SHORT PROBLEM →
Gather up every line that includes the string "Agregado".

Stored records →

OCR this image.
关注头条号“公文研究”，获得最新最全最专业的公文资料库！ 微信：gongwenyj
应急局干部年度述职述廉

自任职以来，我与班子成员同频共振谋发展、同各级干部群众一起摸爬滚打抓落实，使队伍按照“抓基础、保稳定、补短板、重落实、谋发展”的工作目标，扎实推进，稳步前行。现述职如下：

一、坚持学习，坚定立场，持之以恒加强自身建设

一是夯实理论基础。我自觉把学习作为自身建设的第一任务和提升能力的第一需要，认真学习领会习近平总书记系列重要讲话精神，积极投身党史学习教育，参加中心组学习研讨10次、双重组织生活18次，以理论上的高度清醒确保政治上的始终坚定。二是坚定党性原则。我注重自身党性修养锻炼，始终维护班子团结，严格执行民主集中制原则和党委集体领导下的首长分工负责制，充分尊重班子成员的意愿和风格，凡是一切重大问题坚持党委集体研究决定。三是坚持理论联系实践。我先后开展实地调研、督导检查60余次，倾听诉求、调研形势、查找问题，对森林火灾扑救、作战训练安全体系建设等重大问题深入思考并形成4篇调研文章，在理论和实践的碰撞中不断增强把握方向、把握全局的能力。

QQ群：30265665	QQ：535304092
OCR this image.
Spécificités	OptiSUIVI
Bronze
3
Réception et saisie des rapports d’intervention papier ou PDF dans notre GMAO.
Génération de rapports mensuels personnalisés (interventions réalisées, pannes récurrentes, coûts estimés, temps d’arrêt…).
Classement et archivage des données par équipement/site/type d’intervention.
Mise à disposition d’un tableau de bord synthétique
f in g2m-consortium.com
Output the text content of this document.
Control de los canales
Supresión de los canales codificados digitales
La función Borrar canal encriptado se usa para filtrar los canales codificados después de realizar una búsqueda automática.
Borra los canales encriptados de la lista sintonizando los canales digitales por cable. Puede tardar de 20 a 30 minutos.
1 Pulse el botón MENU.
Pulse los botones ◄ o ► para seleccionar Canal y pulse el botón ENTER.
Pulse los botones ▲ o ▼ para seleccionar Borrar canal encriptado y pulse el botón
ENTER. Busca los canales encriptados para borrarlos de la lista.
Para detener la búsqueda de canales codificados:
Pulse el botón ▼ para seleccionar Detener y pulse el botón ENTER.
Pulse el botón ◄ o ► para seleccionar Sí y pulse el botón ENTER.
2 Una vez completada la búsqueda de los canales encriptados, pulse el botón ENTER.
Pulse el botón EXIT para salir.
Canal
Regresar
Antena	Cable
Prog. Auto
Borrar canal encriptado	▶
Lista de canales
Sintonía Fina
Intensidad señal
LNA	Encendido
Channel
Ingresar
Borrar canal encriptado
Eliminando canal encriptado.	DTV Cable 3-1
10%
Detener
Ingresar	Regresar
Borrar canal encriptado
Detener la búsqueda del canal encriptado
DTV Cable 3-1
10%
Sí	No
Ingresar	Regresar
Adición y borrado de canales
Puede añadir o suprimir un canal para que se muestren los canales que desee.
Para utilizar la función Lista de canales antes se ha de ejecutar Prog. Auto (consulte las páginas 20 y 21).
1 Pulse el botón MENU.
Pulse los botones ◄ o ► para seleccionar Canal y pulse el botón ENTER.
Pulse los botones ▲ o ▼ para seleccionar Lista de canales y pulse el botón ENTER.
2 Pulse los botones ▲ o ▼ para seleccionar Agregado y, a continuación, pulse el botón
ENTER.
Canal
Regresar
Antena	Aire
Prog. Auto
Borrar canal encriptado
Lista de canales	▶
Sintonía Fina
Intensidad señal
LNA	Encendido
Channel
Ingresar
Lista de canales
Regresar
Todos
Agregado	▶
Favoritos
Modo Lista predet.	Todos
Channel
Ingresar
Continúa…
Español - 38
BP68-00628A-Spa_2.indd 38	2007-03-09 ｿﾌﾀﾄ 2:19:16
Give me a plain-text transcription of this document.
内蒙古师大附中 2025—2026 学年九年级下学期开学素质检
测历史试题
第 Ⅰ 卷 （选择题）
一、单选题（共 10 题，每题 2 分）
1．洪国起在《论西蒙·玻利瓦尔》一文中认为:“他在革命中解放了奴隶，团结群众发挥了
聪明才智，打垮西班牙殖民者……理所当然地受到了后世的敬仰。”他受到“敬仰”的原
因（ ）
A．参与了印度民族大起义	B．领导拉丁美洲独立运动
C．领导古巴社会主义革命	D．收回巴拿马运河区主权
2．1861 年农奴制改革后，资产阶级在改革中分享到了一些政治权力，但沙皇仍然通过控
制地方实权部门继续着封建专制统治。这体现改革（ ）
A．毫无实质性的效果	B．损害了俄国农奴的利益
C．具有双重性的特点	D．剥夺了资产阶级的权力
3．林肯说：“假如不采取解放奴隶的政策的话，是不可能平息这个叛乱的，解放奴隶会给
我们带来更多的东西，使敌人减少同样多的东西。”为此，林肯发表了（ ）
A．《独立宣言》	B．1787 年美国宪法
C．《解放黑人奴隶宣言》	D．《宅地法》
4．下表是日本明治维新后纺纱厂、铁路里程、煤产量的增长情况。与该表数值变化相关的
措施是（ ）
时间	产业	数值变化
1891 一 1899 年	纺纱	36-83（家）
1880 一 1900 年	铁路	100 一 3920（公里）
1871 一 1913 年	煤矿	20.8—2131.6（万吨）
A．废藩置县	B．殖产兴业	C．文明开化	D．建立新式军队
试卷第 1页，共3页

COMPLETE RESPONSE →
2 Pulse los botones ▲ o ▼ para seleccionar Agregado y, a continuación, pulse el botón
Agregado	▶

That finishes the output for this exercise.